Saved entries:
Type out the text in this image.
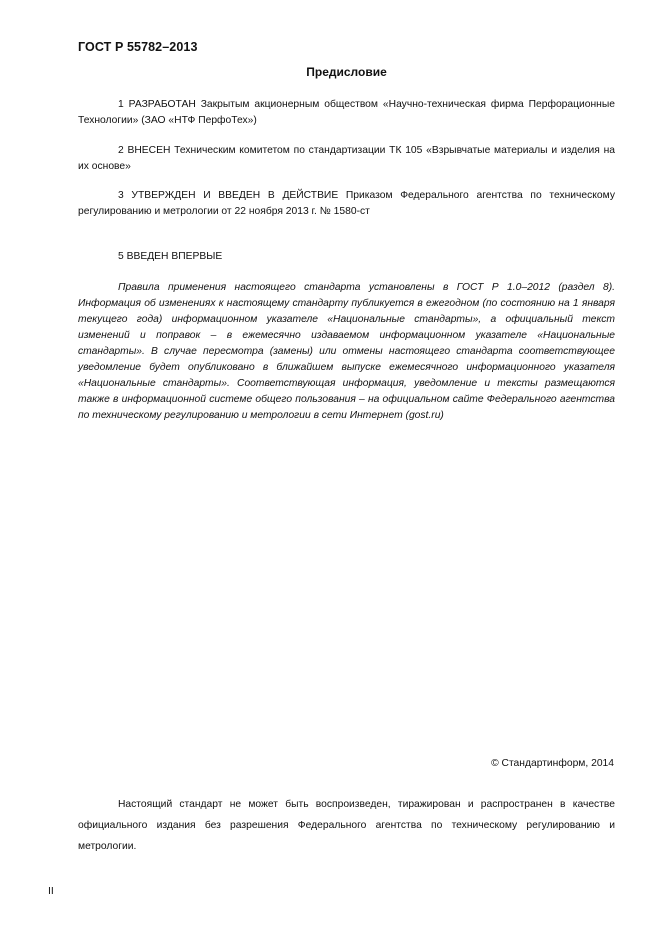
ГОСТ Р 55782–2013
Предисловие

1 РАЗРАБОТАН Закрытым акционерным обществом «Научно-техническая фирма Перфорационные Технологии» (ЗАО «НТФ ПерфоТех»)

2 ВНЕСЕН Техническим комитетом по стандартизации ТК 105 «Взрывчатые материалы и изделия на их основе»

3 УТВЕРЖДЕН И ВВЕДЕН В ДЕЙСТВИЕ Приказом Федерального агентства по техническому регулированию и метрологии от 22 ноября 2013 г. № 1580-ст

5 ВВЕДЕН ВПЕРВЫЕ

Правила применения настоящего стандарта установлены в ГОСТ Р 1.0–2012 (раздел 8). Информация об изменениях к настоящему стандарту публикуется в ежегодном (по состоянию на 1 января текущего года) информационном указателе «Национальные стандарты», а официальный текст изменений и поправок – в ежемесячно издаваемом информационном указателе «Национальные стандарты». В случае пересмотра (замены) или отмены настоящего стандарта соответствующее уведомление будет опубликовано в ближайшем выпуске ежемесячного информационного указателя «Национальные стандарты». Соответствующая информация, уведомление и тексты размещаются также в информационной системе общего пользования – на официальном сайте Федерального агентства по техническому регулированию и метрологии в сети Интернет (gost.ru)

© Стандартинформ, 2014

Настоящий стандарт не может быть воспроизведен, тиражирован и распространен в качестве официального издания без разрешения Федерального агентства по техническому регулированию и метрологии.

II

» **SET PROBLEM**
Identify all lines in the records above with the word "ВВЕДЕН".

» **WRITTEN ANSWER**
3 УТВЕРЖДЕН И ВВЕДЕН В ДЕЙСТВИЕ Приказом Федерального агентства по техническому регулированию и метрологии от 22 ноября 2013 г. № 1580-ст
5 ВВЕДЕН ВПЕРВЫЕ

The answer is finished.